[Task details]
Report only the number of lines in the records that contain the word "Bedeutungen".

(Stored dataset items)
________________________________________
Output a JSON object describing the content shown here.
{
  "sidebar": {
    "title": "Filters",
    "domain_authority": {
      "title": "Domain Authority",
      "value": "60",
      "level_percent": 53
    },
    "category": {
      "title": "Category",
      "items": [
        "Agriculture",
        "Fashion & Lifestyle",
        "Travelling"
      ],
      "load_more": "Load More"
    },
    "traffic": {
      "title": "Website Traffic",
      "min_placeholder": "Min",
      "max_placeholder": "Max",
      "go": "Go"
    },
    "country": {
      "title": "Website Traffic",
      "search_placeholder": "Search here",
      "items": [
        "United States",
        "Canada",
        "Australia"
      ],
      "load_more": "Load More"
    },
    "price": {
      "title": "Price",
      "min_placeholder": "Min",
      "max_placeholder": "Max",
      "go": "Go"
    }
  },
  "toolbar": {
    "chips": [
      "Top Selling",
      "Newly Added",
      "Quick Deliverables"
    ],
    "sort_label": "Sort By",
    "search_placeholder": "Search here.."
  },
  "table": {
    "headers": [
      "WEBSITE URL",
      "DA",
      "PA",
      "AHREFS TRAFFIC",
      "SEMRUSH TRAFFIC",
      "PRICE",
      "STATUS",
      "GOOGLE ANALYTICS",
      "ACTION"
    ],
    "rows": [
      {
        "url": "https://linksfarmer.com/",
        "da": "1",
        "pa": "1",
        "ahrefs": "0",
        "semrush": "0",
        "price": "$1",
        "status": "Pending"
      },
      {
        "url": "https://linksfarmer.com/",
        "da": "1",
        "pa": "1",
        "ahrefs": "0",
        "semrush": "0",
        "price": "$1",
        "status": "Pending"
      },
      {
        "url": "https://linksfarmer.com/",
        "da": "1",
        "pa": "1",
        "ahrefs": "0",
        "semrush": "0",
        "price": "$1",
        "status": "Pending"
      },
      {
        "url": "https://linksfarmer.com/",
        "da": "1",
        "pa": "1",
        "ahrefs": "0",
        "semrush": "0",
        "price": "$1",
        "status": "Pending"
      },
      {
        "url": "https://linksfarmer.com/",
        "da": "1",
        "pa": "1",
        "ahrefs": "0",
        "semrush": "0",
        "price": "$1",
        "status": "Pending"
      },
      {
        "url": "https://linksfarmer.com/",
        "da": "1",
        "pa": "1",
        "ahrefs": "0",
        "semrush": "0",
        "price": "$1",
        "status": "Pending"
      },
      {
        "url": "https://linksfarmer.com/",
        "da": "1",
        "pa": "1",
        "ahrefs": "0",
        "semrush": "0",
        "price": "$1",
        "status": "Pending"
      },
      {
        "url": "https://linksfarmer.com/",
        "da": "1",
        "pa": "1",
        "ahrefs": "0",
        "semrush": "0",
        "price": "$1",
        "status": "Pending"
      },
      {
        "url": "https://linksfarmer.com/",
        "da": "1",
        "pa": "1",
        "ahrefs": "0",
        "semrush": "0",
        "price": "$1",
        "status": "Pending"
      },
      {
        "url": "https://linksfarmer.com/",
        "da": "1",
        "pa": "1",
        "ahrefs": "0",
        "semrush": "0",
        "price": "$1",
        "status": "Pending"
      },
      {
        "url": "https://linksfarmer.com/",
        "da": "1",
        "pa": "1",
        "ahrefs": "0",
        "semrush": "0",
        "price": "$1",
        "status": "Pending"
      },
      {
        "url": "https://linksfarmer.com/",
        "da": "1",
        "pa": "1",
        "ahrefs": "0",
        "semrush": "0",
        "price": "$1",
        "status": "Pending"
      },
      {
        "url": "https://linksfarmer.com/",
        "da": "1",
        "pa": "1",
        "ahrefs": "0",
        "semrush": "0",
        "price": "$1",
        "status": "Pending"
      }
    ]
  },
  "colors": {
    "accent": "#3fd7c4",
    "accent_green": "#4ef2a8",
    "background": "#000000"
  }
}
________________________________________
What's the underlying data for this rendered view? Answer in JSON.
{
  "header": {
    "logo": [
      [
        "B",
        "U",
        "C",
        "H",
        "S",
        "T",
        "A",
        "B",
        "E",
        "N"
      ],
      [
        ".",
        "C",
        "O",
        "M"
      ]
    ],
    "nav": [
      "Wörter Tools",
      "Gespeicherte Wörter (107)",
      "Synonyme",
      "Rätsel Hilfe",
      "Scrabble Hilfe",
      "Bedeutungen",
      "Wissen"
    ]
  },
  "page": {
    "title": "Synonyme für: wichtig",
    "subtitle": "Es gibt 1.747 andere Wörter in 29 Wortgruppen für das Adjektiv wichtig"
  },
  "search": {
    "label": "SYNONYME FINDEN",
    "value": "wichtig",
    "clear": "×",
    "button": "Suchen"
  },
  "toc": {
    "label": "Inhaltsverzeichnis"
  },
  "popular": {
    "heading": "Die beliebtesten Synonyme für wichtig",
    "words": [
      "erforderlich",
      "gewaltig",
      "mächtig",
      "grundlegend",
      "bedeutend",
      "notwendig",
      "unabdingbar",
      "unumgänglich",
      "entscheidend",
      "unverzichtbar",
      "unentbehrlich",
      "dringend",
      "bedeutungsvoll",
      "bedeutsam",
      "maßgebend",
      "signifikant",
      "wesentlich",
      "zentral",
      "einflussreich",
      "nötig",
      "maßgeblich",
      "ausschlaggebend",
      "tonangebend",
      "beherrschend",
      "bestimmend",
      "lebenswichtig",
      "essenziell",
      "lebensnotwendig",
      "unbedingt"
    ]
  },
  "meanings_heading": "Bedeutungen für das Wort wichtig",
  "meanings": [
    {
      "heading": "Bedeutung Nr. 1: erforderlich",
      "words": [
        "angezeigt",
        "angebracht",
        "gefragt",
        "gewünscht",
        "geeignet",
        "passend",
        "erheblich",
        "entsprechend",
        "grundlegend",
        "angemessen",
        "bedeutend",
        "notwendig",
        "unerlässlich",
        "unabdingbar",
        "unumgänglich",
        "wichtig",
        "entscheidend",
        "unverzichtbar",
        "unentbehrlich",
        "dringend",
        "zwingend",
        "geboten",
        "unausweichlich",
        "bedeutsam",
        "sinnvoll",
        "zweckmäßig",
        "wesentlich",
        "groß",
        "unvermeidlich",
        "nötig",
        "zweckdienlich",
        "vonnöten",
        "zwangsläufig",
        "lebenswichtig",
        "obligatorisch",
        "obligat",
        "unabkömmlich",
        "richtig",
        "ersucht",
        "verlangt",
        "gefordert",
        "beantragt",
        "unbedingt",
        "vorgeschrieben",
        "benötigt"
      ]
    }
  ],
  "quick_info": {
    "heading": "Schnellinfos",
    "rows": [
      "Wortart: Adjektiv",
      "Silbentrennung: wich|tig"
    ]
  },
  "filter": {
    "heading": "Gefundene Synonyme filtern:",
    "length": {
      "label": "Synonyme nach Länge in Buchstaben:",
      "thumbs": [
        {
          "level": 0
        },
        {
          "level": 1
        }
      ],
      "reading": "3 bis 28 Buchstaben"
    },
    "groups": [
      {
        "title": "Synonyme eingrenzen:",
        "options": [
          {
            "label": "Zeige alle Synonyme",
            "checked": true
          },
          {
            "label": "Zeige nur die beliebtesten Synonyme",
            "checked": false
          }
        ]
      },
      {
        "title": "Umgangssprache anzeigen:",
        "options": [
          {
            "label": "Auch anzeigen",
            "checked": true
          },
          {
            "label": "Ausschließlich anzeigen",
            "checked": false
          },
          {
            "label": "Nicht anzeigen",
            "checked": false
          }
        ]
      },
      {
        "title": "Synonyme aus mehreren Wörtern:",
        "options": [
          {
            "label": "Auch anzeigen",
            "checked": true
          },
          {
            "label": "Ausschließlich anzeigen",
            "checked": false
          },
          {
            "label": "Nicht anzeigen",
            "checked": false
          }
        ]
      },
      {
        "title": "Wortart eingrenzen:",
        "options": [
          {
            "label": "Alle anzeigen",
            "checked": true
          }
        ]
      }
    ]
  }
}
________________________________________
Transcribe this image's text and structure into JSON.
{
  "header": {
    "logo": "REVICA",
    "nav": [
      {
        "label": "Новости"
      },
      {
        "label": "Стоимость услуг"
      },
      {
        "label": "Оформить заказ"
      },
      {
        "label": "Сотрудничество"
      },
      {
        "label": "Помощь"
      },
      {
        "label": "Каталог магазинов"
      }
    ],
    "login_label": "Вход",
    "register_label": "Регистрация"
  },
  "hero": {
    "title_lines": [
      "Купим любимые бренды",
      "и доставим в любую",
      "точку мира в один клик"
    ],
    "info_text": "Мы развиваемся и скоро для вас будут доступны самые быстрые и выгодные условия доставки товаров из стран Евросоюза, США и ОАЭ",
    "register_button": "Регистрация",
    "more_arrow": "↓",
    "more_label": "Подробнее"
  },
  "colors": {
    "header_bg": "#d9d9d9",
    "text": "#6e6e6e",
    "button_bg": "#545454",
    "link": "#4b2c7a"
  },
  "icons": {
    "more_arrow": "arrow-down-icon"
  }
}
________________________________________
[Final answer]
2